start

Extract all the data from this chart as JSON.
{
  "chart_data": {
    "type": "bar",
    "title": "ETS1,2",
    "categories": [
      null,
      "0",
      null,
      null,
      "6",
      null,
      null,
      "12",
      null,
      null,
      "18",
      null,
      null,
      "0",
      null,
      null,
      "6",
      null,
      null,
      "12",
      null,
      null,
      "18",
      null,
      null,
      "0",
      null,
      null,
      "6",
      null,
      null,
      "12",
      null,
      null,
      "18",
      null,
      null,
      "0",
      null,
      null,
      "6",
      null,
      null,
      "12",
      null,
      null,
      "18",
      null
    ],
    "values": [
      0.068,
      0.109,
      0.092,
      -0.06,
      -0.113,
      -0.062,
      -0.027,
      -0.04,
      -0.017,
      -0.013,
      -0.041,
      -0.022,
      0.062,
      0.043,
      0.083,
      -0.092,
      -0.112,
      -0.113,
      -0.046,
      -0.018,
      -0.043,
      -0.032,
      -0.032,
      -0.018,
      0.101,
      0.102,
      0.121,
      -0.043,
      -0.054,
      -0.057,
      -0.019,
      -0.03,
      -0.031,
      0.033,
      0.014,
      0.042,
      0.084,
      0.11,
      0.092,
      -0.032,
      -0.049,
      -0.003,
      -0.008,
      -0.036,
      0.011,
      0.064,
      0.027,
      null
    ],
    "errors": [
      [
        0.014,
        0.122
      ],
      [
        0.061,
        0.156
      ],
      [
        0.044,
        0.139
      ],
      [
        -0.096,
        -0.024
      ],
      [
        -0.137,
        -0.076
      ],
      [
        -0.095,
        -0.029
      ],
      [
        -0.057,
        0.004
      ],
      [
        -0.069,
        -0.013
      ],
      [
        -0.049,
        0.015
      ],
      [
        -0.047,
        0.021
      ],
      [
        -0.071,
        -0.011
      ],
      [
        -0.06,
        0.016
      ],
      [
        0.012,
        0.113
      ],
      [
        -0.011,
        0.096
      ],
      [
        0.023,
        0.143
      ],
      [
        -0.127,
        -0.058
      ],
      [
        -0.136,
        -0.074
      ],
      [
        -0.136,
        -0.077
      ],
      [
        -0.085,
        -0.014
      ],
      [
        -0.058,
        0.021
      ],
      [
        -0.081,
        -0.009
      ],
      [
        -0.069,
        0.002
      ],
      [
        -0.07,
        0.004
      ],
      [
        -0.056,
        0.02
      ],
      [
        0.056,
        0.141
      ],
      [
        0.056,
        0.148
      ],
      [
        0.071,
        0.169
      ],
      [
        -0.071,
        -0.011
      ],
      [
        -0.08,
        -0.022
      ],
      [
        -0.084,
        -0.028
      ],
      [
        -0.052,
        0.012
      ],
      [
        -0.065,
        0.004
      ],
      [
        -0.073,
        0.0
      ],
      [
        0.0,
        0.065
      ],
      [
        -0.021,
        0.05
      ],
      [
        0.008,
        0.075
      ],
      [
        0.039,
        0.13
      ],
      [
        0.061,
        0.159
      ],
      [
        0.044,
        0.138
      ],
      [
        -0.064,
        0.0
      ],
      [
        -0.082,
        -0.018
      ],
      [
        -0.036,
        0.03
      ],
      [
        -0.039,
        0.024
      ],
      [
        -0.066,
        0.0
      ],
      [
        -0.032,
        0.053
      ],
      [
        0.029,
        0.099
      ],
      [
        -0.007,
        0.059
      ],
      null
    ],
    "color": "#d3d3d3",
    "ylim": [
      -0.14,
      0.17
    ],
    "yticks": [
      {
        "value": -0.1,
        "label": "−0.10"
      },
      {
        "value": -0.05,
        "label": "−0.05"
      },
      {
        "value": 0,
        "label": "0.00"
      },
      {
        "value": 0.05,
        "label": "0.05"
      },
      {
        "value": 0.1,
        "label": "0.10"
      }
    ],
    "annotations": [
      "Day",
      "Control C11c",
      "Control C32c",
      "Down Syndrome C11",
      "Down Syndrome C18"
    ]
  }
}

end

■ **YOUR INSTRUCTIONS**
Write out the full set of records exactly as given.

■ **SOLVED PROBLEM**
Extract all the data from this chart as JSON.
{
  "chart_data": {
    "type": "bar",
    "title": "ETS1,2",
    "categories": [
      null,
      "0",
      null,
      null,
      "6",
      null,
      null,
      "12",
      null,
      null,
      "18",
      null,
      null,
      "0",
      null,
      null,
      "6",
      null,
      null,
      "12",
      null,
      null,
      "18",
      null,
      null,
      "0",
      null,
      null,
      "6",
      null,
      null,
      "12",
      null,
      null,
      "18",
      null,
      null,
      "0",
      null,
      null,
      "6",
      null,
      null,
      "12",
      null,
      null,
      "18",
      null
    ],
    "values": [
      0.068,
      0.109,
      0.092,
      -0.06,
      -0.113,
      -0.062,
      -0.027,
      -0.04,
      -0.017,
      -0.013,
      -0.041,
      -0.022,
      0.062,
      0.043,
      0.083,
      -0.092,
      -0.112,
      -0.113,
      -0.046,
      -0.018,
      -0.043,
      -0.032,
      -0.032,
      -0.018,
      0.101,
      0.102,
      0.121,
      -0.043,
      -0.054,
      -0.057,
      -0.019,
      -0.03,
      -0.031,
      0.033,
      0.014,
      0.042,
      0.084,
      0.11,
      0.092,
      -0.032,
      -0.049,
      -0.003,
      -0.008,
      -0.036,
      0.011,
      0.064,
      0.027,
      null
    ],
    "errors": [
      [
        0.014,
        0.122
      ],
      [
        0.061,
        0.156
      ],
      [
        0.044,
        0.139
      ],
      [
        -0.096,
        -0.024
      ],
      [
        -0.137,
        -0.076
      ],
      [
        -0.095,
        -0.029
      ],
      [
        -0.057,
        0.004
      ],
      [
        -0.069,
        -0.013
      ],
      [
        -0.049,
        0.015
      ],
      [
        -0.047,
        0.021
      ],
      [
        -0.071,
        -0.011
      ],
      [
        -0.06,
        0.016
      ],
      [
        0.012,
        0.113
      ],
      [
        -0.011,
        0.096
      ],
      [
        0.023,
        0.143
      ],
      [
        -0.127,
        -0.058
      ],
      [
        -0.136,
        -0.074
      ],
      [
        -0.136,
        -0.077
      ],
      [
        -0.085,
        -0.014
      ],
      [
        -0.058,
        0.021
      ],
      [
        -0.081,
        -0.009
      ],
      [
        -0.069,
        0.002
      ],
      [
        -0.07,
        0.004
      ],
      [
        -0.056,
        0.02
      ],
      [
        0.056,
        0.141
      ],
      [
        0.056,
        0.148
      ],
      [
        0.071,
        0.169
      ],
      [
        -0.071,
        -0.011
      ],
      [
        -0.08,
        -0.022
      ],
      [
        -0.084,
        -0.028
      ],
      [
        -0.052,
        0.012
      ],
      [
        -0.065,
        0.004
      ],
      [
        -0.073,
        0.0
      ],
      [
        0.0,
        0.065
      ],
      [
        -0.021,
        0.05
      ],
      [
        0.008,
        0.075
      ],
      [
        0.039,
        0.13
      ],
      [
        0.061,
        0.159
      ],
      [
        0.044,
        0.138
      ],
      [
        -0.064,
        0.0
      ],
      [
        -0.082,
        -0.018
      ],
      [
        -0.036,
        0.03
      ],
      [
        -0.039,
        0.024
      ],
      [
        -0.066,
        0.0
      ],
      [
        -0.032,
        0.053
      ],
      [
        0.029,
        0.099
      ],
      [
        -0.007,
        0.059
      ],
      null
    ],
    "color": "#d3d3d3",
    "ylim": [
      -0.14,
      0.17
    ],
    "yticks": [
      {
        "value": -0.1,
        "label": "−0.10"
      },
      {
        "value": -0.05,
        "label": "−0.05"
      },
      {
        "value": 0,
        "label": "0.00"
      },
      {
        "value": 0.05,
        "label": "0.05"
      },
      {
        "value": 0.1,
        "label": "0.10"
      }
    ],
    "annotations": [
      "Day",
      "Control C11c",
      "Control C32c",
      "Down Syndrome C11",
      "Down Syndrome C18"
    ]
  }
}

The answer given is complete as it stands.